What you will do
Write each line out again exactly as written.

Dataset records
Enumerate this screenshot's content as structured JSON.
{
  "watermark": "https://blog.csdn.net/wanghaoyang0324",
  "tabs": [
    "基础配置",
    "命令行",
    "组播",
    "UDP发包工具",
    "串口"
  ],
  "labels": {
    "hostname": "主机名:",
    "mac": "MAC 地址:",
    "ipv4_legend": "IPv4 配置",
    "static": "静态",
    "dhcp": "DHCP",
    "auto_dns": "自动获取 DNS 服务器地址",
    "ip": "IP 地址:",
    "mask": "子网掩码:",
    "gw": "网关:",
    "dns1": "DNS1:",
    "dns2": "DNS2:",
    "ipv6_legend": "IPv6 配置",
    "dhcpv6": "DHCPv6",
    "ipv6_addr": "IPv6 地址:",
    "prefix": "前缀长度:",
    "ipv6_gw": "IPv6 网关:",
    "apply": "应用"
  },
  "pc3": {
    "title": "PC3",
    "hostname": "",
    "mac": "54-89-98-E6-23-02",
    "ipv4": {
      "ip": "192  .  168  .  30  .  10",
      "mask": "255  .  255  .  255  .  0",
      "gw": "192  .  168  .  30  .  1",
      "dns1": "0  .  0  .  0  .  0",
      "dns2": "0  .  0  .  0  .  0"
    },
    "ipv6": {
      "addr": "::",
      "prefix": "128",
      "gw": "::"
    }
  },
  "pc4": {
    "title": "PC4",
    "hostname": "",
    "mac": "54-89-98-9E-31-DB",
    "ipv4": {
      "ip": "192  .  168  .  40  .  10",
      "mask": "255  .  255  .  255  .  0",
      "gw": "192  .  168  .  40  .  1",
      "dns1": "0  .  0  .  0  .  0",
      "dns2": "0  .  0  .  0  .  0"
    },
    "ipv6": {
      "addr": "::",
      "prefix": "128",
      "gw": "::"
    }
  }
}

Solution to this task
Enumerate this screenshot's content as structured JSON.
{
  "watermark": "https://blog.csdn.net/wanghaoyang0324",
  "tabs": [
    "基础配置",
    "命令行",
    "组播",
    "UDP发包工具",
    "串口"
  ],
  "labels": {
    "hostname": "主机名:",
    "mac": "MAC 地址:",
    "ipv4_legend": "IPv4 配置",
    "static": "静态",
    "dhcp": "DHCP",
    "auto_dns": "自动获取 DNS 服务器地址",
    "ip": "IP 地址:",
    "mask": "子网掩码:",
    "gw": "网关:",
    "dns1": "DNS1:",
    "dns2": "DNS2:",
    "ipv6_legend": "IPv6 配置",
    "dhcpv6": "DHCPv6",
    "ipv6_addr": "IPv6 地址:",
    "prefix": "前缀长度:",
    "ipv6_gw": "IPv6 网关:",
    "apply": "应用"
  },
  "pc3": {
    "title": "PC3",
    "hostname": "",
    "mac": "54-89-98-E6-23-02",
    "ipv4": {
      "ip": "192  .  168  .  30  .  10",
      "mask": "255  .  255  .  255  .  0",
      "gw": "192  .  168  .  30  .  1",
      "dns1": "0  .  0  .  0  .  0",
      "dns2": "0  .  0  .  0  .  0"
    },
    "ipv6": {
      "addr": "::",
      "prefix": "128",
      "gw": "::"
    }
  },
  "pc4": {
    "title": "PC4",
    "hostname": "",
    "mac": "54-89-98-9E-31-DB",
    "ipv4": {
      "ip": "192  .  168  .  40  .  10",
      "mask": "255  .  255  .  255  .  0",
      "gw": "192  .  168  .  40  .  1",
      "dns1": "0  .  0  .  0  .  0",
      "dns2": "0  .  0  .  0  .  0"
    },
    "ipv6": {
      "addr": "::",
      "prefix": "128",
      "gw": "::"
    }
  }
}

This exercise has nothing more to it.